#### [AIM OF THE EXERCISE]
Return all the data, word for word.

#### [DATA EXTRACT]
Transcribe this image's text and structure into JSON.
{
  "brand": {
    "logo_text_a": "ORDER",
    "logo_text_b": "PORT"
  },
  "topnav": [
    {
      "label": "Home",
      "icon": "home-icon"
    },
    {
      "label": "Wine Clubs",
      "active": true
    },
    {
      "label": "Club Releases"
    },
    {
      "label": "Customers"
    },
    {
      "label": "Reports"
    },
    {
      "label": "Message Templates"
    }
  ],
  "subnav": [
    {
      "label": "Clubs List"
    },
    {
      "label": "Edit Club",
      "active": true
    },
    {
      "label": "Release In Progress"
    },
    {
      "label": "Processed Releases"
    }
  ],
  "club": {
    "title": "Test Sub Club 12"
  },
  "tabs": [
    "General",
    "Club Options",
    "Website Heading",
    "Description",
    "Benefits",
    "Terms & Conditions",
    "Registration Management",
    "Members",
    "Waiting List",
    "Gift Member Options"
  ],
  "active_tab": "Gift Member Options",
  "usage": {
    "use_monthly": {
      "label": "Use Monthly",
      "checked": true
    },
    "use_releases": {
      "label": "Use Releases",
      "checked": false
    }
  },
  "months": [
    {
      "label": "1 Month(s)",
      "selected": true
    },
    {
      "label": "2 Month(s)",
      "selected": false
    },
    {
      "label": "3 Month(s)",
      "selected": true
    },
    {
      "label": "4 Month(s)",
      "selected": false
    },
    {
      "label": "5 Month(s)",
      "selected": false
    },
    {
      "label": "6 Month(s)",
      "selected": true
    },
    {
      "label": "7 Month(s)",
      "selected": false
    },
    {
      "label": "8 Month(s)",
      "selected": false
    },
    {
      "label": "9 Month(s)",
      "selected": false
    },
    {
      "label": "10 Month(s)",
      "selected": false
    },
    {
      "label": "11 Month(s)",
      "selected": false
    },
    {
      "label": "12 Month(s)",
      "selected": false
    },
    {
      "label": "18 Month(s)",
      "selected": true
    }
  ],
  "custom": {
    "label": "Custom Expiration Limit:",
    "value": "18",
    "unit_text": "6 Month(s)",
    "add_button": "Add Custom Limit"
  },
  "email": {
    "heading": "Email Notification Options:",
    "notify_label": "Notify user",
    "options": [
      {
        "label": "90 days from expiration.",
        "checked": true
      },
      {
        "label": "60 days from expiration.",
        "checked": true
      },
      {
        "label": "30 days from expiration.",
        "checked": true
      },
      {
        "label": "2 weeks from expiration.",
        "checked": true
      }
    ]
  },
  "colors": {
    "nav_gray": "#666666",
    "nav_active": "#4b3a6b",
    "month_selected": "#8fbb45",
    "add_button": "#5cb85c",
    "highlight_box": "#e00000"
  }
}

#### [IN RESPONSE]
Transcribe this image's text and structure into JSON.
{
  "brand": {
    "logo_text_a": "ORDER",
    "logo_text_b": "PORT"
  },
  "topnav": [
    {
      "label": "Home",
      "icon": "home-icon"
    },
    {
      "label": "Wine Clubs",
      "active": true
    },
    {
      "label": "Club Releases"
    },
    {
      "label": "Customers"
    },
    {
      "label": "Reports"
    },
    {
      "label": "Message Templates"
    }
  ],
  "subnav": [
    {
      "label": "Clubs List"
    },
    {
      "label": "Edit Club",
      "active": true
    },
    {
      "label": "Release In Progress"
    },
    {
      "label": "Processed Releases"
    }
  ],
  "club": {
    "title": "Test Sub Club 12"
  },
  "tabs": [
    "General",
    "Club Options",
    "Website Heading",
    "Description",
    "Benefits",
    "Terms & Conditions",
    "Registration Management",
    "Members",
    "Waiting List",
    "Gift Member Options"
  ],
  "active_tab": "Gift Member Options",
  "usage": {
    "use_monthly": {
      "label": "Use Monthly",
      "checked": true
    },
    "use_releases": {
      "label": "Use Releases",
      "checked": false
    }
  },
  "months": [
    {
      "label": "1 Month(s)",
      "selected": true
    },
    {
      "label": "2 Month(s)",
      "selected": false
    },
    {
      "label": "3 Month(s)",
      "selected": true
    },
    {
      "label": "4 Month(s)",
      "selected": false
    },
    {
      "label": "5 Month(s)",
      "selected": false
    },
    {
      "label": "6 Month(s)",
      "selected": true
    },
    {
      "label": "7 Month(s)",
      "selected": false
    },
    {
      "label": "8 Month(s)",
      "selected": false
    },
    {
      "label": "9 Month(s)",
      "selected": false
    },
    {
      "label": "10 Month(s)",
      "selected": false
    },
    {
      "label": "11 Month(s)",
      "selected": false
    },
    {
      "label": "12 Month(s)",
      "selected": false
    },
    {
      "label": "18 Month(s)",
      "selected": true
    }
  ],
  "custom": {
    "label": "Custom Expiration Limit:",
    "value": "18",
    "unit_text": "6 Month(s)",
    "add_button": "Add Custom Limit"
  },
  "email": {
    "heading": "Email Notification Options:",
    "notify_label": "Notify user",
    "options": [
      {
        "label": "90 days from expiration.",
        "checked": true
      },
      {
        "label": "60 days from expiration.",
        "checked": true
      },
      {
        "label": "30 days from expiration.",
        "checked": true
      },
      {
        "label": "2 weeks from expiration.",
        "checked": true
      }
    ]
  },
  "colors": {
    "nav_gray": "#666666",
    "nav_active": "#4b3a6b",
    "month_selected": "#8fbb45",
    "add_button": "#5cb85c",
    "highlight_box": "#e00000"
  }
}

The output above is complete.